* Task details *
Copy out the data exactly, leaving the pictures behind.
╔══
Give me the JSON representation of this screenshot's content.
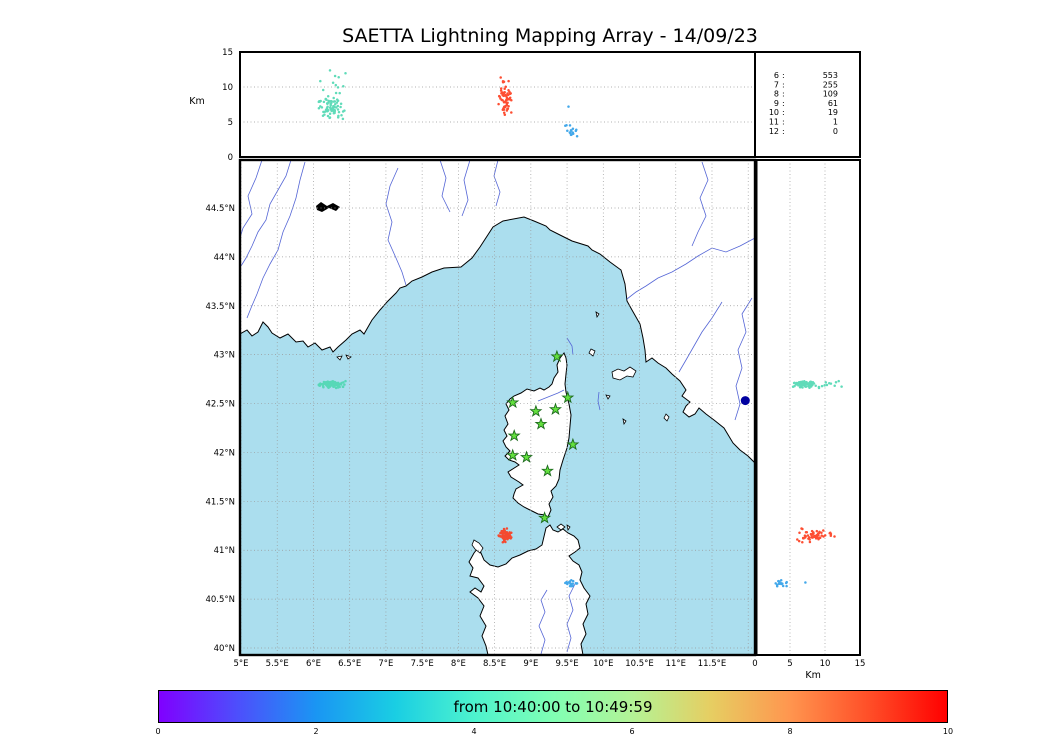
{
  "title": "SAETTA Lightning Mapping Array - 14/09/23",
  "axes": {
    "alt_left": {
      "label": "Km",
      "ticks": [
        "15",
        "10",
        "5",
        "0"
      ],
      "tick_values": [
        15,
        10,
        5,
        0
      ]
    },
    "alt_bottom": {
      "label": "Km",
      "ticks": [
        "0",
        "5",
        "10",
        "15"
      ],
      "tick_values": [
        0,
        5,
        10,
        15
      ]
    },
    "lat": {
      "ticks": [
        "44.5°N",
        "44°N",
        "43.5°N",
        "43°N",
        "42.5°N",
        "42°N",
        "41.5°N",
        "41°N",
        "40.5°N",
        "40°N"
      ],
      "tick_values": [
        44.5,
        44,
        43.5,
        43,
        42.5,
        42,
        41.5,
        41,
        40.5,
        40
      ]
    },
    "lon": {
      "ticks": [
        "5°E",
        "5.5°E",
        "6°E",
        "6.5°E",
        "7°E",
        "7.5°E",
        "8°E",
        "8.5°E",
        "9°E",
        "9.5°E",
        "10°E",
        "10.5°E",
        "11°E",
        "11.5°E"
      ],
      "tick_values": [
        5,
        5.5,
        6,
        6.5,
        7,
        7.5,
        8,
        8.5,
        9,
        9.5,
        10,
        10.5,
        11,
        11.5
      ]
    }
  },
  "stats_panel": {
    "rows": [
      {
        "label": "6",
        "value": "553",
        "highlight": false
      },
      {
        "label": "7",
        "value": "255",
        "highlight": true
      },
      {
        "label": "8",
        "value": "109",
        "highlight": false
      },
      {
        "label": "9",
        "value": "61",
        "highlight": false
      },
      {
        "label": "10",
        "value": "19",
        "highlight": false
      },
      {
        "label": "11",
        "value": "1",
        "highlight": false
      },
      {
        "label": "12",
        "value": "0",
        "highlight": false
      }
    ],
    "highlight_color": "#ff0000"
  },
  "colorbar": {
    "label": "from 10:40:00 to 10:49:59",
    "ticks": [
      "0",
      "2",
      "4",
      "6",
      "8",
      "10"
    ],
    "gradient": [
      "#8000ff",
      "#4d4ffc",
      "#1a96f3",
      "#1acee3",
      "#4df3ce",
      "#80ffb4",
      "#b3f396",
      "#e6ce62",
      "#ff964f",
      "#ff4f28",
      "#ff0000"
    ]
  },
  "colors": {
    "sea": "#abdeee",
    "land": "#ffffff",
    "coast": "#000000",
    "river": "#5566d6",
    "grid": "#999999",
    "station_fill": "#63e03e",
    "station_edge": "#1c6b1c"
  },
  "chart_data": {
    "type": "scatter",
    "title": "SAETTA Lightning Mapping Array - 14/09/23",
    "time_window": {
      "from": "10:40:00",
      "to": "10:49:59"
    },
    "colorbar": {
      "min": 0,
      "max": 10,
      "ticks": [
        0,
        2,
        4,
        6,
        8,
        10
      ],
      "colormap": "rainbow"
    },
    "altitude_axis_km": {
      "min": 0,
      "max": 15,
      "ticks": [
        0,
        5,
        10,
        15
      ],
      "label": "Km"
    },
    "map_extent": {
      "lon_min": 5.0,
      "lon_max": 12.1,
      "lat_min": 39.9,
      "lat_max": 45.0
    },
    "source_counts": [
      {
        "bin": "6",
        "count": 553
      },
      {
        "bin": "7",
        "count": 255
      },
      {
        "bin": "8",
        "count": 109
      },
      {
        "bin": "9",
        "count": 61
      },
      {
        "bin": "10",
        "count": 19
      },
      {
        "bin": "11",
        "count": 1
      },
      {
        "bin": "12",
        "count": 0
      }
    ],
    "stations_lonlat": [
      [
        9.36,
        42.98
      ],
      [
        8.75,
        42.51
      ],
      [
        9.07,
        42.42
      ],
      [
        9.34,
        42.44
      ],
      [
        9.51,
        42.56
      ],
      [
        9.14,
        42.29
      ],
      [
        8.77,
        42.17
      ],
      [
        9.58,
        42.08
      ],
      [
        8.75,
        41.97
      ],
      [
        8.94,
        41.95
      ],
      [
        9.23,
        41.81
      ],
      [
        9.19,
        41.33
      ]
    ],
    "flash_clusters": [
      {
        "name": "cell-west",
        "color": "#4fd8b2",
        "time_min": 4.3,
        "count": 85,
        "lon": [
          6.05,
          6.45
        ],
        "lat": [
          42.65,
          42.74
        ],
        "alt_km": [
          4.9,
          13.6
        ],
        "alt_dense_km": [
          5.2,
          8.8
        ]
      },
      {
        "name": "cell-south",
        "color": "#fd3b1c",
        "time_min": 9.7,
        "count": 58,
        "lon": [
          8.55,
          8.74
        ],
        "lat": [
          41.07,
          41.23
        ],
        "alt_km": [
          5.8,
          11.5
        ],
        "alt_dense_km": [
          6.5,
          10.3
        ]
      },
      {
        "name": "cell-sardinia",
        "color": "#2f9fe8",
        "time_min": 2.1,
        "count": 16,
        "lon": [
          9.45,
          9.65
        ],
        "lat": [
          40.62,
          40.7
        ],
        "alt_km": [
          2.6,
          4.6
        ],
        "alt_dense_km": [
          3.2,
          4.5
        ],
        "outliers": [
          {
            "lon": 9.52,
            "lat": 40.67,
            "alt_km": 7.2
          }
        ]
      }
    ],
    "point_marker": {
      "lon": 11.96,
      "lat": 42.53,
      "color": "#0000a0"
    }
  }
}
╚══
* Task solution *
Give me the JSON representation of this screenshot's content.
{
  "title": "SAETTA Lightning Mapping Array - 14/09/23",
  "axes": {
    "alt_left": {
      "label": "Km",
      "ticks": [
        "15",
        "10",
        "5",
        "0"
      ],
      "tick_values": [
        15,
        10,
        5,
        0
      ]
    },
    "alt_bottom": {
      "label": "Km",
      "ticks": [
        "0",
        "5",
        "10",
        "15"
      ],
      "tick_values": [
        0,
        5,
        10,
        15
      ]
    },
    "lat": {
      "ticks": [
        "44.5°N",
        "44°N",
        "43.5°N",
        "43°N",
        "42.5°N",
        "42°N",
        "41.5°N",
        "41°N",
        "40.5°N",
        "40°N"
      ],
      "tick_values": [
        44.5,
        44,
        43.5,
        43,
        42.5,
        42,
        41.5,
        41,
        40.5,
        40
      ]
    },
    "lon": {
      "ticks": [
        "5°E",
        "5.5°E",
        "6°E",
        "6.5°E",
        "7°E",
        "7.5°E",
        "8°E",
        "8.5°E",
        "9°E",
        "9.5°E",
        "10°E",
        "10.5°E",
        "11°E",
        "11.5°E"
      ],
      "tick_values": [
        5,
        5.5,
        6,
        6.5,
        7,
        7.5,
        8,
        8.5,
        9,
        9.5,
        10,
        10.5,
        11,
        11.5
      ]
    }
  },
  "stats_panel": {
    "rows": [
      {
        "label": "6",
        "value": "553",
        "highlight": false
      },
      {
        "label": "7",
        "value": "255",
        "highlight": true
      },
      {
        "label": "8",
        "value": "109",
        "highlight": false
      },
      {
        "label": "9",
        "value": "61",
        "highlight": false
      },
      {
        "label": "10",
        "value": "19",
        "highlight": false
      },
      {
        "label": "11",
        "value": "1",
        "highlight": false
      },
      {
        "label": "12",
        "value": "0",
        "highlight": false
      }
    ],
    "highlight_color": "#ff0000"
  },
  "colorbar": {
    "label": "from 10:40:00 to 10:49:59",
    "ticks": [
      "0",
      "2",
      "4",
      "6",
      "8",
      "10"
    ],
    "gradient": [
      "#8000ff",
      "#4d4ffc",
      "#1a96f3",
      "#1acee3",
      "#4df3ce",
      "#80ffb4",
      "#b3f396",
      "#e6ce62",
      "#ff964f",
      "#ff4f28",
      "#ff0000"
    ]
  },
  "colors": {
    "sea": "#abdeee",
    "land": "#ffffff",
    "coast": "#000000",
    "river": "#5566d6",
    "grid": "#999999",
    "station_fill": "#63e03e",
    "station_edge": "#1c6b1c"
  },
  "chart_data": {
    "type": "scatter",
    "title": "SAETTA Lightning Mapping Array - 14/09/23",
    "time_window": {
      "from": "10:40:00",
      "to": "10:49:59"
    },
    "colorbar": {
      "min": 0,
      "max": 10,
      "ticks": [
        0,
        2,
        4,
        6,
        8,
        10
      ],
      "colormap": "rainbow"
    },
    "altitude_axis_km": {
      "min": 0,
      "max": 15,
      "ticks": [
        0,
        5,
        10,
        15
      ],
      "label": "Km"
    },
    "map_extent": {
      "lon_min": 5.0,
      "lon_max": 12.1,
      "lat_min": 39.9,
      "lat_max": 45.0
    },
    "source_counts": [
      {
        "bin": "6",
        "count": 553
      },
      {
        "bin": "7",
        "count": 255
      },
      {
        "bin": "8",
        "count": 109
      },
      {
        "bin": "9",
        "count": 61
      },
      {
        "bin": "10",
        "count": 19
      },
      {
        "bin": "11",
        "count": 1
      },
      {
        "bin": "12",
        "count": 0
      }
    ],
    "stations_lonlat": [
      [
        9.36,
        42.98
      ],
      [
        8.75,
        42.51
      ],
      [
        9.07,
        42.42
      ],
      [
        9.34,
        42.44
      ],
      [
        9.51,
        42.56
      ],
      [
        9.14,
        42.29
      ],
      [
        8.77,
        42.17
      ],
      [
        9.58,
        42.08
      ],
      [
        8.75,
        41.97
      ],
      [
        8.94,
        41.95
      ],
      [
        9.23,
        41.81
      ],
      [
        9.19,
        41.33
      ]
    ],
    "flash_clusters": [
      {
        "name": "cell-west",
        "color": "#4fd8b2",
        "time_min": 4.3,
        "count": 85,
        "lon": [
          6.05,
          6.45
        ],
        "lat": [
          42.65,
          42.74
        ],
        "alt_km": [
          4.9,
          13.6
        ],
        "alt_dense_km": [
          5.2,
          8.8
        ]
      },
      {
        "name": "cell-south",
        "color": "#fd3b1c",
        "time_min": 9.7,
        "count": 58,
        "lon": [
          8.55,
          8.74
        ],
        "lat": [
          41.07,
          41.23
        ],
        "alt_km": [
          5.8,
          11.5
        ],
        "alt_dense_km": [
          6.5,
          10.3
        ]
      },
      {
        "name": "cell-sardinia",
        "color": "#2f9fe8",
        "time_min": 2.1,
        "count": 16,
        "lon": [
          9.45,
          9.65
        ],
        "lat": [
          40.62,
          40.7
        ],
        "alt_km": [
          2.6,
          4.6
        ],
        "alt_dense_km": [
          3.2,
          4.5
        ],
        "outliers": [
          {
            "lon": 9.52,
            "lat": 40.67,
            "alt_km": 7.2
          }
        ]
      }
    ],
    "point_marker": {
      "lon": 11.96,
      "lat": 42.53,
      "color": "#0000a0"
    }
  }
}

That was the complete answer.